§ Problem requirements
Please continue the passage on how IP and ARP send a packet to a remote machine through the default gateway, starting right after its final sentence.

§ Document excerpt
■ ■ ■ ■
Once the destination address responds with its physical address, ARP relays this information to IP so that IP can formulate the directed packet shown in Figure 5.17. Notice both the destination’s physical address and IP address are used in the creation of this directed packet. After this packet is transmitted on the wire, only machine B’s Network Interface layer responds to the physical address identified.

In this way, local communications are initiated. Observe the subtle differences between communicating with a local machine versus a remote machine.

The first step is for machine A to use its subnet mask to determine whether this IP address is local or remote. After determining that the IP address is remote, it consults the route table to determine where to send packets destined for this IP address. After consulting the default table, the machine does not find any entries specific to network 3. It does, however, have a default gateway defined at 131.107.32.1.

Therefore, any packets destined for networks this machine does not know about should be sent to the default gateway at 131.107.32.1. IP asks ARP to find the physical address of the default gateway because that is where this packet will have to be sent. ARP consults the ARP cache and either returns a physical address stored in memory or initiates an ARP broadcast for the router. Figure 5.18 illustrates this ARP packet. There does not appear to be anything special about this packet except for the address that ARP is looking for.

Once ARP locates the physical address of the router, it returns this physical address to IP so that IP can formulate the packet that will be sent. Figure 5.19 illustrates the packet that IP formulates. Take a close look at the destination physical address and the destination IP address.

Notice how cleverly IP handles the routing of the packet. IP has to keep the destination IP address the same as that issued by the ping command, but send the packet in such a way that it can be forwarded by the router. It does this by creating a packet destined for the original IP address at the Internet layer, but sending the packet to the physical address of the router at the network interface layer. IP knows that the router is the only machine that will respond to a packet destined for this physical address, but that once the router passes this packet up to the IP layer, the router will be responsible for forwarding this packet to its destination.
■ ■ ■ ■
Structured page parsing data

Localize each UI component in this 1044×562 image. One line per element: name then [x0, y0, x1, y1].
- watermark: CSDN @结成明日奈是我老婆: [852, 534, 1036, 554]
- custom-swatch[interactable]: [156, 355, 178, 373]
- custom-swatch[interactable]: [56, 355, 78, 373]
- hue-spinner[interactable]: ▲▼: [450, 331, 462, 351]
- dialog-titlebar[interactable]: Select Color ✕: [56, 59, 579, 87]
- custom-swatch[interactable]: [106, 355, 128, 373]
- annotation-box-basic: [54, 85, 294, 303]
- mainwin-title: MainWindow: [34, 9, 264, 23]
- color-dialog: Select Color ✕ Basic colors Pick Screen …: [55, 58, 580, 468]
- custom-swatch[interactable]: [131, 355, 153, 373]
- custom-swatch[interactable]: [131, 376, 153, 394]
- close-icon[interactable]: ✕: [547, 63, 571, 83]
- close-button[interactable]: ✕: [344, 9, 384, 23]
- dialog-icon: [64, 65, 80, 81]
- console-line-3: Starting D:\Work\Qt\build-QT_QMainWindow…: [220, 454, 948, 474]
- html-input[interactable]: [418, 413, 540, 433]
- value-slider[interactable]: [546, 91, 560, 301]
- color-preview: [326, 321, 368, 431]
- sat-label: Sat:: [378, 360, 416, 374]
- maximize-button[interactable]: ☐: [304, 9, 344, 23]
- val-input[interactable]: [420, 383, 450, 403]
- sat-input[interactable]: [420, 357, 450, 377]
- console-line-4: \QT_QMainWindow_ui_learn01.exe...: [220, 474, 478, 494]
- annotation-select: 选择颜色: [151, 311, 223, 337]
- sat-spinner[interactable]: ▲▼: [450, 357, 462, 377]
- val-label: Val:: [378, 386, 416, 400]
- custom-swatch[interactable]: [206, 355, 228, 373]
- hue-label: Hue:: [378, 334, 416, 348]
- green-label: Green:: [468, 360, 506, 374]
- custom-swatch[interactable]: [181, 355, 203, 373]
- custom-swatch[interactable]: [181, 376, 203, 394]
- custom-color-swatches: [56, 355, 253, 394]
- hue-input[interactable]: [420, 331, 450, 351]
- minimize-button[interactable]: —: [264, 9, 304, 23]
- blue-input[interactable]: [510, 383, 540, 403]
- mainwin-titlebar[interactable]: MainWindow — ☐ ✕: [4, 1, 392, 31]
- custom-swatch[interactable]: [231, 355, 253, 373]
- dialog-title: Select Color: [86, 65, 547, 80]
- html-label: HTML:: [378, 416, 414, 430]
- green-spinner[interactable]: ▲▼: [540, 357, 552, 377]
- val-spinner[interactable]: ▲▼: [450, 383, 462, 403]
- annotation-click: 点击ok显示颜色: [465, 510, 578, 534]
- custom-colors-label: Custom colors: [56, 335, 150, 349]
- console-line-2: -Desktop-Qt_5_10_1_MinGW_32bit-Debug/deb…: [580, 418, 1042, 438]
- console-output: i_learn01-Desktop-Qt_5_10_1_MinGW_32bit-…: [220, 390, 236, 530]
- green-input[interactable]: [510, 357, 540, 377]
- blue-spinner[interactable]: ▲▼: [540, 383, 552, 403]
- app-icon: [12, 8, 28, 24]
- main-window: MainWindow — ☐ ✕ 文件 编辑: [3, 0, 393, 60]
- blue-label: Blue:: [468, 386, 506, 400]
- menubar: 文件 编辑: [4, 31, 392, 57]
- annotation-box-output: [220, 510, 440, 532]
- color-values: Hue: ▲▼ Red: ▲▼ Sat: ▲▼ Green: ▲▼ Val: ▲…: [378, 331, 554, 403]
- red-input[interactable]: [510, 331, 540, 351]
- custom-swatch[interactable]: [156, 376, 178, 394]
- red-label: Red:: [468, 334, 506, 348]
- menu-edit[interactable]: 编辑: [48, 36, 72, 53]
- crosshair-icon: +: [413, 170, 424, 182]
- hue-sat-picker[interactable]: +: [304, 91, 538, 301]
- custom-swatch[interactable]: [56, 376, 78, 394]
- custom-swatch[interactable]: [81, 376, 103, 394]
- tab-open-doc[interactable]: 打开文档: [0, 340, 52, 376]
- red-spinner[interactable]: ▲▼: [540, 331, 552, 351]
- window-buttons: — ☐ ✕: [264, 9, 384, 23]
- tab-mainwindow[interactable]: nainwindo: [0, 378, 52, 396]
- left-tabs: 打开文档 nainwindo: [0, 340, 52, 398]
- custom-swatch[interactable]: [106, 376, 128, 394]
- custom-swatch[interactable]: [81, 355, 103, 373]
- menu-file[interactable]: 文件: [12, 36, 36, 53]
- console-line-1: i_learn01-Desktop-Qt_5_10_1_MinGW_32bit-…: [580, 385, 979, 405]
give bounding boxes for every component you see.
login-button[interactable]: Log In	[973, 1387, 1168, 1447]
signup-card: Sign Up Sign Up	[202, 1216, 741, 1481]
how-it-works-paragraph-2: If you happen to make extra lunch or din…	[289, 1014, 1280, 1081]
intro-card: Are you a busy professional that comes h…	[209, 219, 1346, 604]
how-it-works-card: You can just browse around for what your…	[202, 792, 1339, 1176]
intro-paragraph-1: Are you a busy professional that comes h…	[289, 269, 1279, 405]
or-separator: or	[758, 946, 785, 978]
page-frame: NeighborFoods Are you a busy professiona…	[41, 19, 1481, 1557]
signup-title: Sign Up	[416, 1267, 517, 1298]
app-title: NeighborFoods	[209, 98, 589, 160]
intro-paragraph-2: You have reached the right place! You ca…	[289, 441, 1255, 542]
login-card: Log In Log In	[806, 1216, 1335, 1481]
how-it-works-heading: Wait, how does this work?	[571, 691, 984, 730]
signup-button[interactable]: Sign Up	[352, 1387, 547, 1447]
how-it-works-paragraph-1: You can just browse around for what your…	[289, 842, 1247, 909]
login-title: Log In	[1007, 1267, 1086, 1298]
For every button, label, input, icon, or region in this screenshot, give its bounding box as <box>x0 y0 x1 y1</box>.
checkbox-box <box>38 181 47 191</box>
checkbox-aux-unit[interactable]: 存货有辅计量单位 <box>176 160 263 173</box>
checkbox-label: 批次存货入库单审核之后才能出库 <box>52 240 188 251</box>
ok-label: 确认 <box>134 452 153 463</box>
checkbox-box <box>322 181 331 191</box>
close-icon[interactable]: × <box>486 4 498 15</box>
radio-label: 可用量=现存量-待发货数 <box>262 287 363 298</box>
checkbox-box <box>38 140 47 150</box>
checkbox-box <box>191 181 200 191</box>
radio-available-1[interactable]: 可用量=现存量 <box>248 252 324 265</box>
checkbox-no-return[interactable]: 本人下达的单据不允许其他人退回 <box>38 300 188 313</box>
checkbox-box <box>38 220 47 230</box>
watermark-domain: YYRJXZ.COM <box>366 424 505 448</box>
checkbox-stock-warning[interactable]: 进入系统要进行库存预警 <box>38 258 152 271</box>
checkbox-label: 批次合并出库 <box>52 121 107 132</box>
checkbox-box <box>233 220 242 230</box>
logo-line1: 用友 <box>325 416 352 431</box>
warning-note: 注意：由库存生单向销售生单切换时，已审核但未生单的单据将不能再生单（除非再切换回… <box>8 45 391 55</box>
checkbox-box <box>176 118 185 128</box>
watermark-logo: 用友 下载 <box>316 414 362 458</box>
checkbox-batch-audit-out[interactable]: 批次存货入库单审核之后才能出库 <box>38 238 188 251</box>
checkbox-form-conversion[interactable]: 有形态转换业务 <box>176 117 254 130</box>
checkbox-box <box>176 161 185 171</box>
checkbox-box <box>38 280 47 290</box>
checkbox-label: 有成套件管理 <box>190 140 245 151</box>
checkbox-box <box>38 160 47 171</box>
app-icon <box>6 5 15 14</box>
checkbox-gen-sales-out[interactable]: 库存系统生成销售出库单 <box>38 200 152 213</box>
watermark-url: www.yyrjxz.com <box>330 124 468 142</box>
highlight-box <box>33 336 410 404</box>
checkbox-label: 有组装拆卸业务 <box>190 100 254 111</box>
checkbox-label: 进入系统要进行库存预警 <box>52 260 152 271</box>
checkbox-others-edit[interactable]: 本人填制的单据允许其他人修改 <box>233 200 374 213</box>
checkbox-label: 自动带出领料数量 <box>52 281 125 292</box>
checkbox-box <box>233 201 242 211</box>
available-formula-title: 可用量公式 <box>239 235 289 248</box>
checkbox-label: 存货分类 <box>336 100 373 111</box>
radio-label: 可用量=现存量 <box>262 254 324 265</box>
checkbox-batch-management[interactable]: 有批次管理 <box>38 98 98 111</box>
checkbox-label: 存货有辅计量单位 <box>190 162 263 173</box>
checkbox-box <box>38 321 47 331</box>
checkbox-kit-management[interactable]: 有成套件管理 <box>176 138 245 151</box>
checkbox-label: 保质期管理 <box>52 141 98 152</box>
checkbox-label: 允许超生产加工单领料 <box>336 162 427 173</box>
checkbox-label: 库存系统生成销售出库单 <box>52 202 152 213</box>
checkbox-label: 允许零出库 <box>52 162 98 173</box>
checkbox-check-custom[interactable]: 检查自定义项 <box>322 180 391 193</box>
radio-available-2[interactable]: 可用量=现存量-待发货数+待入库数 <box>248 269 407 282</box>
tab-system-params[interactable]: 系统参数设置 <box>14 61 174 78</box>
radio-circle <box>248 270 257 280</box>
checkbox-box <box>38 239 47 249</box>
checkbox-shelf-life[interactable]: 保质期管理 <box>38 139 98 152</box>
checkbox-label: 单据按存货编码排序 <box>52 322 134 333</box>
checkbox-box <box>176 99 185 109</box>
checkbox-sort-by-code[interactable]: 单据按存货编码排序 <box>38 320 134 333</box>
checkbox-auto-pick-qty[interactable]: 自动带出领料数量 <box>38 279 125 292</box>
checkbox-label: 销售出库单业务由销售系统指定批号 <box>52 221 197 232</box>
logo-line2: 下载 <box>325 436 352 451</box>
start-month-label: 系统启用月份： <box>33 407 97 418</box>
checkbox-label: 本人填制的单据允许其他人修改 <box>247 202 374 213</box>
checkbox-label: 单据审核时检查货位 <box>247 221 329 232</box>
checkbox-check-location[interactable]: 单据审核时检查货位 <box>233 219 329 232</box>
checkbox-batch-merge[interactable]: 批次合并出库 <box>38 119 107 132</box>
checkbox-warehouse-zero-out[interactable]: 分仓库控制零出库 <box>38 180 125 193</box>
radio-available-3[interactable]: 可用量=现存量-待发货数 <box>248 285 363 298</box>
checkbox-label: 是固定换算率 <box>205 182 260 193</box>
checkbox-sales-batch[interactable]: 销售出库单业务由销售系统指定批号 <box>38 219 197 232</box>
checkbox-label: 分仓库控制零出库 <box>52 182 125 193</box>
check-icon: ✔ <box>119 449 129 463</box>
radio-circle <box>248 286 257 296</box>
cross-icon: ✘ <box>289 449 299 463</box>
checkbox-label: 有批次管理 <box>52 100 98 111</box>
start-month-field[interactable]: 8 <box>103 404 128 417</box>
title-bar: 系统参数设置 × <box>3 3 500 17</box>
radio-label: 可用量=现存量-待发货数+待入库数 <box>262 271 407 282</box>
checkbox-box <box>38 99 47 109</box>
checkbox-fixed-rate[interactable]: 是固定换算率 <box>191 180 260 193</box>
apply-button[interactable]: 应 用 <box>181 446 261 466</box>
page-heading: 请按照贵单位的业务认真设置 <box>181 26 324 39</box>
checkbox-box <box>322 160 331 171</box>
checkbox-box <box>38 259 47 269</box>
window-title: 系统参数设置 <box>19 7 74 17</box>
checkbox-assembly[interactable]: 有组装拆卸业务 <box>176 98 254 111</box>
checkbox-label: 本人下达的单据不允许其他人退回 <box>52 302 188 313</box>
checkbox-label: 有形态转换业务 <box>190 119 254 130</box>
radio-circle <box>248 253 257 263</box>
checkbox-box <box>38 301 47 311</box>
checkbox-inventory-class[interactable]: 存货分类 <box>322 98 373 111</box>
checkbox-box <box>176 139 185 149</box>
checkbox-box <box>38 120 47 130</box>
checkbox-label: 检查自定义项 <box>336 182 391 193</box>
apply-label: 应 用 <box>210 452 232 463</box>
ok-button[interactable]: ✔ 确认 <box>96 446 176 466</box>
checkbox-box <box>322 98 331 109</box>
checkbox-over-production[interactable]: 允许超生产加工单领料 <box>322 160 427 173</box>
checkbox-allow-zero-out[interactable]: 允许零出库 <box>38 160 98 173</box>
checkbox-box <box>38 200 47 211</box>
■ ■ ■ ■
§ Exercise response
After the packet resides on the router, the router has to go through the same process as any other host or machine on the network. The router must use its subnet mask to determine whether the packet’s IP address is local or remote, access its route table to find the best possible route to the destination, and utilize ARP to find physical addresses to send the packet(s) to.

If this example had more routers and network segments, the first router would be responsible for figuring out the best route to the destination network. After it determined the best route, it would forward this data on to its next hop or router. This second router would go through the same motions, figuring out the best path to send the data along to its final destination.

Of course, discussion up to this point has focused on how the local machine gets a packet from itself to the first router along the path to a packet’s destination. Both routers and machines keep a routing table. On a machine, this table is usually relatively short and simply defines the network that the machine is currently on and the machine’s interface (IP address) to that network. On routers, these tables can be long and complex, but by default, a router knows only about the networks to which it has a physical interface. For instance, in Figure 5.16, the router only knows about networks 1, 2, and 3, because it has a physical interface to each.